Items listed in a dataset
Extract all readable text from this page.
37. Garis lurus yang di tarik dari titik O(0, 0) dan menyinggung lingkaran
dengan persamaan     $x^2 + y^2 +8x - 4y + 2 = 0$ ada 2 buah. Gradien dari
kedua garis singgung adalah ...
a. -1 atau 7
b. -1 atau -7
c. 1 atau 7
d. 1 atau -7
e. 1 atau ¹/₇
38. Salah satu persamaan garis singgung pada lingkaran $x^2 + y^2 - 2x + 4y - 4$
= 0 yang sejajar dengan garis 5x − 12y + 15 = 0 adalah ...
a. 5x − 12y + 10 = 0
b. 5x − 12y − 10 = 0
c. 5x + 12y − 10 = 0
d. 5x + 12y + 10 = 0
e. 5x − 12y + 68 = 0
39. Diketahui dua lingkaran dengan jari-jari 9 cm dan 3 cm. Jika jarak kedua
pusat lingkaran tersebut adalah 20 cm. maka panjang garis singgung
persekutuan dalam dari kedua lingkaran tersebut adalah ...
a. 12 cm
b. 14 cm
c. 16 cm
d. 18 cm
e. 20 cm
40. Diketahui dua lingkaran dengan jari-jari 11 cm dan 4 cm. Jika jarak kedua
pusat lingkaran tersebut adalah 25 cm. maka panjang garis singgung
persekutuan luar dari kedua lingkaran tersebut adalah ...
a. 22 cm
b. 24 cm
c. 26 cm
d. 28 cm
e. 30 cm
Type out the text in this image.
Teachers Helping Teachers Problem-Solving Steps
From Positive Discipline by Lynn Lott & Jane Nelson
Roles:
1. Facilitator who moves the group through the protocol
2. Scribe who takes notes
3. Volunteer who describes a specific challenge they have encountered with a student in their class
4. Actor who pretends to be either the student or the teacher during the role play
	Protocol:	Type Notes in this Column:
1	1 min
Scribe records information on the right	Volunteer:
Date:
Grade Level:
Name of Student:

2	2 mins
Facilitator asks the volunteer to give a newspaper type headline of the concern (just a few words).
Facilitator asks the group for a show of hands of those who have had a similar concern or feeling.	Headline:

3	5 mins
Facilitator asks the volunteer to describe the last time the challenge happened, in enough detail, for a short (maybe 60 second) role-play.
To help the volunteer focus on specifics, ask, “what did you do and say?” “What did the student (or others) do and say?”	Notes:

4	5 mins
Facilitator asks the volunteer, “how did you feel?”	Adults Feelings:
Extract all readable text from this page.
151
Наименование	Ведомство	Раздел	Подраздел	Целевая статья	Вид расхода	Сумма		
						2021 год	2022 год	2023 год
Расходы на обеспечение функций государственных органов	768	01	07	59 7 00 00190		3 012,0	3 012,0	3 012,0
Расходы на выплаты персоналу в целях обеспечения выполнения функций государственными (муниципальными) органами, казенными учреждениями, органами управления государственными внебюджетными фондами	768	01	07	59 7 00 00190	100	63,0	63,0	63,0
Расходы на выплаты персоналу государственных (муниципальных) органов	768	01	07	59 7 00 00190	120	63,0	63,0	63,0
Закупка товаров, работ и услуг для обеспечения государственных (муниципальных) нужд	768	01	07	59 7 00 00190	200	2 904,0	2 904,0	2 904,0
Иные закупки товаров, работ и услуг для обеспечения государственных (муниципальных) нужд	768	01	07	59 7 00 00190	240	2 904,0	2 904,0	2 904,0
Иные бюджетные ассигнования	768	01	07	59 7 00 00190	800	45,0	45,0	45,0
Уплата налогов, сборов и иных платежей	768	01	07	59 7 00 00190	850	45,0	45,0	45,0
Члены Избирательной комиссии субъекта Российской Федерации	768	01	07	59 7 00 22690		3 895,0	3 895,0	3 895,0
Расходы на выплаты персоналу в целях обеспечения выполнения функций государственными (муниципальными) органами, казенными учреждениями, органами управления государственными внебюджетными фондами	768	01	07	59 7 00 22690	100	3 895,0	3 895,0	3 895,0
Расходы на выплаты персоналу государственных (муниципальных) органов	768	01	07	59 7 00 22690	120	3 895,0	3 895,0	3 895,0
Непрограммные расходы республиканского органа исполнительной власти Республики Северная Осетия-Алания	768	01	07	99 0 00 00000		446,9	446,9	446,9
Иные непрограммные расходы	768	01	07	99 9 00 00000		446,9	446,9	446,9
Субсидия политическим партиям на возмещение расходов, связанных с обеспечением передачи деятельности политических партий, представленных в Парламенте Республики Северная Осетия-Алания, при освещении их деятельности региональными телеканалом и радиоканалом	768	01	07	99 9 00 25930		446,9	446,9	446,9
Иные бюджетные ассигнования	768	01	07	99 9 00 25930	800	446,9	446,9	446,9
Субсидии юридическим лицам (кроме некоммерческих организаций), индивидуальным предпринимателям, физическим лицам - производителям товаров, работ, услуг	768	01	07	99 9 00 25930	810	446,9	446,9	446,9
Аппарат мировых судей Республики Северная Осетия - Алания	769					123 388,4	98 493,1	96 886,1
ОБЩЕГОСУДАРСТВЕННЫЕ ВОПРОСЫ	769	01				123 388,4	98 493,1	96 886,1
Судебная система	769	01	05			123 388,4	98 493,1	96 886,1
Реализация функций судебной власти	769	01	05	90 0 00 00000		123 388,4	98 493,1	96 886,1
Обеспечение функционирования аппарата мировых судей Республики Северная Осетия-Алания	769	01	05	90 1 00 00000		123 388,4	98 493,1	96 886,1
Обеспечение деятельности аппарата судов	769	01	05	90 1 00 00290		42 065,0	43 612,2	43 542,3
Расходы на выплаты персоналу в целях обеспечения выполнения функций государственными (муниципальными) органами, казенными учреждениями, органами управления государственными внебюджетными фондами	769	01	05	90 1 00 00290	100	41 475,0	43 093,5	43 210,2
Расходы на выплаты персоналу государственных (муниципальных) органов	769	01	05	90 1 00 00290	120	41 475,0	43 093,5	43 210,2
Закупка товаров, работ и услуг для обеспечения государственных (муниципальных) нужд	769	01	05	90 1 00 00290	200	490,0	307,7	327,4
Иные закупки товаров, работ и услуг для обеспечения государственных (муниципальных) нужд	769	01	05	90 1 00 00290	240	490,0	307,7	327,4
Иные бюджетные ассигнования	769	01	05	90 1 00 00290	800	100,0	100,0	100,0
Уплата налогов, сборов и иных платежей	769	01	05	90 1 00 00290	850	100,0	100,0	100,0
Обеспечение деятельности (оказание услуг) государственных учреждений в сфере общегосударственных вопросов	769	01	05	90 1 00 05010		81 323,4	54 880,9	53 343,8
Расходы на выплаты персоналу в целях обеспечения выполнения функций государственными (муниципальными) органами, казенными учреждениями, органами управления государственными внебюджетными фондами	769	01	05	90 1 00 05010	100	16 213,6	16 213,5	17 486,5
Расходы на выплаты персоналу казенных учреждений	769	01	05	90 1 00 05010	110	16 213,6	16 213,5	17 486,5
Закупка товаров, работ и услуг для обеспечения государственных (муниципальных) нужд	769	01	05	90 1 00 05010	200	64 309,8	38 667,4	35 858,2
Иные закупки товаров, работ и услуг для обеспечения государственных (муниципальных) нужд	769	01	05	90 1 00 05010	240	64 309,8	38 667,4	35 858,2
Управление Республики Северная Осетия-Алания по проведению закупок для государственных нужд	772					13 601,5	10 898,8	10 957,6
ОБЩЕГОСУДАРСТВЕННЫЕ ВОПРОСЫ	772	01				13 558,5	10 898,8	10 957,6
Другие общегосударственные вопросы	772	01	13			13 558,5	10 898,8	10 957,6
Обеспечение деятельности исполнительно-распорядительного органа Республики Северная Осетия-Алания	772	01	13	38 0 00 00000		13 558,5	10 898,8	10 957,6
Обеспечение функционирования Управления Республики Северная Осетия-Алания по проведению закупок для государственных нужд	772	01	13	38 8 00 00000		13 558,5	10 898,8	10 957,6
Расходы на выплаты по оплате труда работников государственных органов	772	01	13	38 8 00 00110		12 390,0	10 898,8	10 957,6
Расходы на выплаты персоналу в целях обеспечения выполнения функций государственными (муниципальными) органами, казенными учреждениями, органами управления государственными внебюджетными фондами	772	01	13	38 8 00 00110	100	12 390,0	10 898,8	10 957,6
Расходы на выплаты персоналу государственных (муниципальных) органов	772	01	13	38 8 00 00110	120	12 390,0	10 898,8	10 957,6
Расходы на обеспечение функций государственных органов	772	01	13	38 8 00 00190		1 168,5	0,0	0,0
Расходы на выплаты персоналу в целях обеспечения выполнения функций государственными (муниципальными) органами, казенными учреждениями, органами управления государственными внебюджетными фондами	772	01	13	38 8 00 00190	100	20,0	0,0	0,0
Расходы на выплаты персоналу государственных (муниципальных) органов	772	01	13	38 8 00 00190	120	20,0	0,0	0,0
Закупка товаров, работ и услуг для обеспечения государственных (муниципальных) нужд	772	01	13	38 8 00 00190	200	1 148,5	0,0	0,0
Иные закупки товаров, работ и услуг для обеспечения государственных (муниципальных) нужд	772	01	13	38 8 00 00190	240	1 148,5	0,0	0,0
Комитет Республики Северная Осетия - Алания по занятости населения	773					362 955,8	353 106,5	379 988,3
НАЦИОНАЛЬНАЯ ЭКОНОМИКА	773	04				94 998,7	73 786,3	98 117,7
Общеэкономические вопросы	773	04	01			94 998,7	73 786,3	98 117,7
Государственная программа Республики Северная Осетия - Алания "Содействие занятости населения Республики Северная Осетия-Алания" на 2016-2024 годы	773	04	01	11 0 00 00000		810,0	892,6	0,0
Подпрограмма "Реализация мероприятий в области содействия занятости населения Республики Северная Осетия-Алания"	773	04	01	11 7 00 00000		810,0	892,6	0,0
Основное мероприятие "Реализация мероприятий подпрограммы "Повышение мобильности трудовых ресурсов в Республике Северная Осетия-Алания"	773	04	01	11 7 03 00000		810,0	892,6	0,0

# [Task instructions]
In the records above, tally the lines where the word "ассигнования" appears, and give the number and nothing else.

# [Full output]
3